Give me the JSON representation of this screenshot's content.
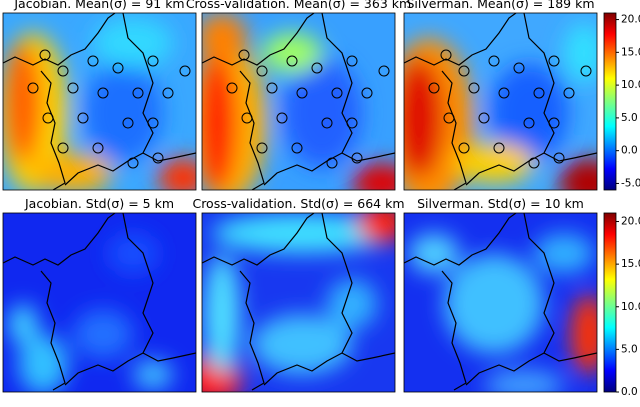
{
  "figure": {
    "panels": [
      {
        "title": "Jacobian. Mean(σ) = 91 km"
      },
      {
        "title": "Cross-validation. Mean(σ) = 363 km"
      },
      {
        "title": "Silverman. Mean(σ) = 189 km"
      },
      {
        "title": "Jacobian. Std(σ) = 5 km"
      },
      {
        "title": "Cross-validation. Std(σ) = 664 km"
      },
      {
        "title": "Silverman. Std(σ) = 10 km"
      }
    ],
    "colorbars": [
      {
        "lim": [
          -6,
          21
        ],
        "ticks": [
          {
            "value": 20,
            "label": "20.0"
          },
          {
            "value": 15,
            "label": "15.0"
          },
          {
            "value": 10,
            "label": "10.0"
          },
          {
            "value": 5,
            "label": "5.0"
          },
          {
            "value": 0,
            "label": "0.0"
          },
          {
            "value": -5,
            "label": "-5.0"
          }
        ]
      },
      {
        "lim": [
          0,
          21
        ],
        "ticks": [
          {
            "value": 20,
            "label": "20.0"
          },
          {
            "value": 15,
            "label": "15.0"
          },
          {
            "value": 10,
            "label": "10.0"
          },
          {
            "value": 5,
            "label": "5.0"
          },
          {
            "value": 0,
            "label": "0.0"
          }
        ]
      }
    ]
  }
}
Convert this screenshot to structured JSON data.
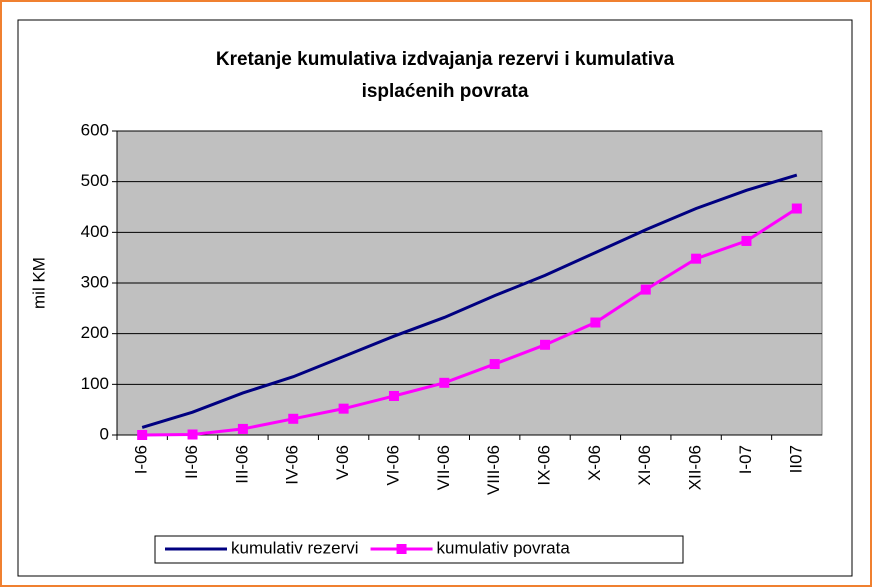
{
  "chart_data": {
    "type": "line",
    "title": [
      "Kretanje kumulativa izdvajanja rezervi i kumulativa",
      "isplaćenih povrata"
    ],
    "y_label": "mil KM",
    "categories": [
      "I-06",
      "II-06",
      "III-06",
      "IV-06",
      "V-06",
      "VI-06",
      "VII-06",
      "VIII-06",
      "IX-06",
      "X-06",
      "XI-06",
      "XII-06",
      "I-07",
      "II07"
    ],
    "series": [
      {
        "name": "kumulativ rezervi",
        "color": "#000080",
        "marker": "none",
        "values": [
          15,
          45,
          83,
          115,
          155,
          195,
          232,
          275,
          315,
          360,
          405,
          447,
          483,
          513
        ]
      },
      {
        "name": "kumulativ povrata",
        "color": "#ff00ff",
        "marker": "square",
        "values": [
          0,
          1,
          12,
          32,
          52,
          77,
          103,
          140,
          178,
          222,
          287,
          348,
          383,
          447
        ]
      }
    ],
    "ylim": [
      0,
      600
    ],
    "yticks": [
      0,
      100,
      200,
      300,
      400,
      500,
      600
    ],
    "grid": true,
    "legend": "bottom"
  }
}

────────────────────

TASK: Repeat the material above verbatim, with no pictures in the output.

SOLUTION:
Give me the JSON representation of this screenshot's content.
{
  "figure": {
    "panels": [
      {
        "title": "Jacobian. Mean(σ) = 91 km"
      },
      {
        "title": "Cross-validation. Mean(σ) = 363 km"
      },
      {
        "title": "Silverman. Mean(σ) = 189 km"
      },
      {
        "title": "Jacobian. Std(σ) = 5 km"
      },
      {
        "title": "Cross-validation. Std(σ) = 664 km"
      },
      {
        "title": "Silverman. Std(σ) = 10 km"
      }
    ],
    "colorbars": [
      {
        "lim": [
          -6,
          21
        ],
        "ticks": [
          {
            "value": 20,
            "label": "20.0"
          },
          {
            "value": 15,
            "label": "15.0"
          },
          {
            "value": 10,
            "label": "10.0"
          },
          {
            "value": 5,
            "label": "5.0"
          },
          {
            "value": 0,
            "label": "0.0"
          },
          {
            "value": -5,
            "label": "-5.0"
          }
        ]
      },
      {
        "lim": [
          0,
          21
        ],
        "ticks": [
          {
            "value": 20,
            "label": "20.0"
          },
          {
            "value": 15,
            "label": "15.0"
          },
          {
            "value": 10,
            "label": "10.0"
          },
          {
            "value": 5,
            "label": "5.0"
          },
          {
            "value": 0,
            "label": "0.0"
          }
        ]
      }
    ]
  }
}
Convert this screenshot to structured JSON data.
{
  "chart_data": {
    "type": "line",
    "title": [
      "Kretanje kumulativa izdvajanja rezervi i kumulativa",
      "isplaćenih povrata"
    ],
    "y_label": "mil KM",
    "categories": [
      "I-06",
      "II-06",
      "III-06",
      "IV-06",
      "V-06",
      "VI-06",
      "VII-06",
      "VIII-06",
      "IX-06",
      "X-06",
      "XI-06",
      "XII-06",
      "I-07",
      "II07"
    ],
    "series": [
      {
        "name": "kumulativ rezervi",
        "color": "#000080",
        "marker": "none",
        "values": [
          15,
          45,
          83,
          115,
          155,
          195,
          232,
          275,
          315,
          360,
          405,
          447,
          483,
          513
        ]
      },
      {
        "name": "kumulativ povrata",
        "color": "#ff00ff",
        "marker": "square",
        "values": [
          0,
          1,
          12,
          32,
          52,
          77,
          103,
          140,
          178,
          222,
          287,
          348,
          383,
          447
        ]
      }
    ],
    "ylim": [
      0,
      600
    ],
    "yticks": [
      0,
      100,
      200,
      300,
      400,
      500,
      600
    ],
    "grid": true,
    "legend": "bottom"
  }
}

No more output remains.